- MATERIAL -
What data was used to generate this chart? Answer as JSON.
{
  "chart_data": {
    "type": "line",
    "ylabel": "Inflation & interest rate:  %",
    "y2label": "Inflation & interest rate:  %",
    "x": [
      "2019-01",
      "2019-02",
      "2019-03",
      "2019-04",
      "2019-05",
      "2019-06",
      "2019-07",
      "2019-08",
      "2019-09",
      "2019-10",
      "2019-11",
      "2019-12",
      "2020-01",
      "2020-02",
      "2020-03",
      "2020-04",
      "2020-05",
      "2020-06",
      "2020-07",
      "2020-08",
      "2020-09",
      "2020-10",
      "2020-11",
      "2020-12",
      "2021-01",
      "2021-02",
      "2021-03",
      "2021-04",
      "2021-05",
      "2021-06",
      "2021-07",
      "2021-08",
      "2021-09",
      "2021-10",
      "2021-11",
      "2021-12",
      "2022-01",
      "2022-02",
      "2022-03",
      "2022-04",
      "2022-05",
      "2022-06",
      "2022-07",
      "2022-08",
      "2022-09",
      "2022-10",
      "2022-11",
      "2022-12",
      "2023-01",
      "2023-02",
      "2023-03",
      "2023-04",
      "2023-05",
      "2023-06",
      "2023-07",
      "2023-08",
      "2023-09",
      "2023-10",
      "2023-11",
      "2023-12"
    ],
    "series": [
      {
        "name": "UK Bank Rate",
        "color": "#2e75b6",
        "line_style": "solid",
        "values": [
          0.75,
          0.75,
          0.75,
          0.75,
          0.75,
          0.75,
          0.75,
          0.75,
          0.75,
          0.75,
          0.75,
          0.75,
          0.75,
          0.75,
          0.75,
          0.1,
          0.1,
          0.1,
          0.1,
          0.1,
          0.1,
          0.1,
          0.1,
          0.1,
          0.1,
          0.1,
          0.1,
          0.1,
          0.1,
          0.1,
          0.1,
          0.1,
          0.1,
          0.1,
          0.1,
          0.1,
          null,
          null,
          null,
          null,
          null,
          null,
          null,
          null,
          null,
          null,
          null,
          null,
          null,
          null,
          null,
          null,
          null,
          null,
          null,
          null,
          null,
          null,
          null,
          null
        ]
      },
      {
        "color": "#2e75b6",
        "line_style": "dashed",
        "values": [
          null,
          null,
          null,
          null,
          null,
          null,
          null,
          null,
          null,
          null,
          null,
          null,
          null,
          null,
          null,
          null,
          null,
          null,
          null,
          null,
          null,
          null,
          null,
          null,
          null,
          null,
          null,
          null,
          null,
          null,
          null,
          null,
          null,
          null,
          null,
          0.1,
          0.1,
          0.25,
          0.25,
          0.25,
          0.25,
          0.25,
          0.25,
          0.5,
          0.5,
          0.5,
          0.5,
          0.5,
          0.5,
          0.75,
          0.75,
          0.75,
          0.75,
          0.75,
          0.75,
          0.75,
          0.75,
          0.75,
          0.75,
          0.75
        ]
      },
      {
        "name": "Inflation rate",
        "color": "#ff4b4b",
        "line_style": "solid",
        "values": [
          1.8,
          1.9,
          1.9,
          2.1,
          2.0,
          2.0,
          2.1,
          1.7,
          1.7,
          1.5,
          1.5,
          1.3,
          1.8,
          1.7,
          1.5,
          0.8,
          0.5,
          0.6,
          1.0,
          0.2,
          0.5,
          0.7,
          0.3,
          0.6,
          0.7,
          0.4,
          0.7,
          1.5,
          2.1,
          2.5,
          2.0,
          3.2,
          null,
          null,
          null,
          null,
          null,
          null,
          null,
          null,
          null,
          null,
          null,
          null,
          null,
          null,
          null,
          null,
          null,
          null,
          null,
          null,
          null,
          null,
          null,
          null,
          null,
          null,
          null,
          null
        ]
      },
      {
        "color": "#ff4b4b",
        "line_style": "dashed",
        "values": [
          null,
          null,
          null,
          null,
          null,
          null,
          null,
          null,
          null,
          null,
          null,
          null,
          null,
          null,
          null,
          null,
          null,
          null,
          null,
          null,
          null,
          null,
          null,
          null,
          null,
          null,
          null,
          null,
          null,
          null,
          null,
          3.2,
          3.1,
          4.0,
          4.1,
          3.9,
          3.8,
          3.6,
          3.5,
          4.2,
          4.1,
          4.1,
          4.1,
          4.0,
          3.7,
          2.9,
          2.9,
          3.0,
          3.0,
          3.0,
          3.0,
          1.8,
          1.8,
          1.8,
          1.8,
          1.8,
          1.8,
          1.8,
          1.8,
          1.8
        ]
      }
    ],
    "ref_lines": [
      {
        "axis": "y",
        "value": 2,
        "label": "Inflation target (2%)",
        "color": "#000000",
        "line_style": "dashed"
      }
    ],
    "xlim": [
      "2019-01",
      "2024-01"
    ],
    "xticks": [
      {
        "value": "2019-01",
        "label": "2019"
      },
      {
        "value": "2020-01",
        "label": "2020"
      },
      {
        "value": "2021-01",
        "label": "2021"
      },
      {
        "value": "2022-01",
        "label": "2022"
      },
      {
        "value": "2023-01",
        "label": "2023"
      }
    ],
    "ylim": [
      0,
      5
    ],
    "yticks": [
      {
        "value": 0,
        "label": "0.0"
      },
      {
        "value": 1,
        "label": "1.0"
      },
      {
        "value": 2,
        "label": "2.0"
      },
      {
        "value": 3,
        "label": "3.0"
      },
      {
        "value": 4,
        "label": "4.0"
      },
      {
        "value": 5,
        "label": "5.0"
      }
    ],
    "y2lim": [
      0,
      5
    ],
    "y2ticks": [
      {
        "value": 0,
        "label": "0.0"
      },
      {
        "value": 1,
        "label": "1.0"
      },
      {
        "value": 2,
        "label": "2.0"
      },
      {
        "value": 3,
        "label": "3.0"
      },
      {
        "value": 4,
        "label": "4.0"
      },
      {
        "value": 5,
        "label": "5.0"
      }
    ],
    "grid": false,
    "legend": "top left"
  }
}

- WRITTEN TASK -
Look through the entries above and report each line where the string "name" occurs.

- REPLY TO THE TASK -
        "name": "UK Bank Rate",
        "name": "Inflation rate",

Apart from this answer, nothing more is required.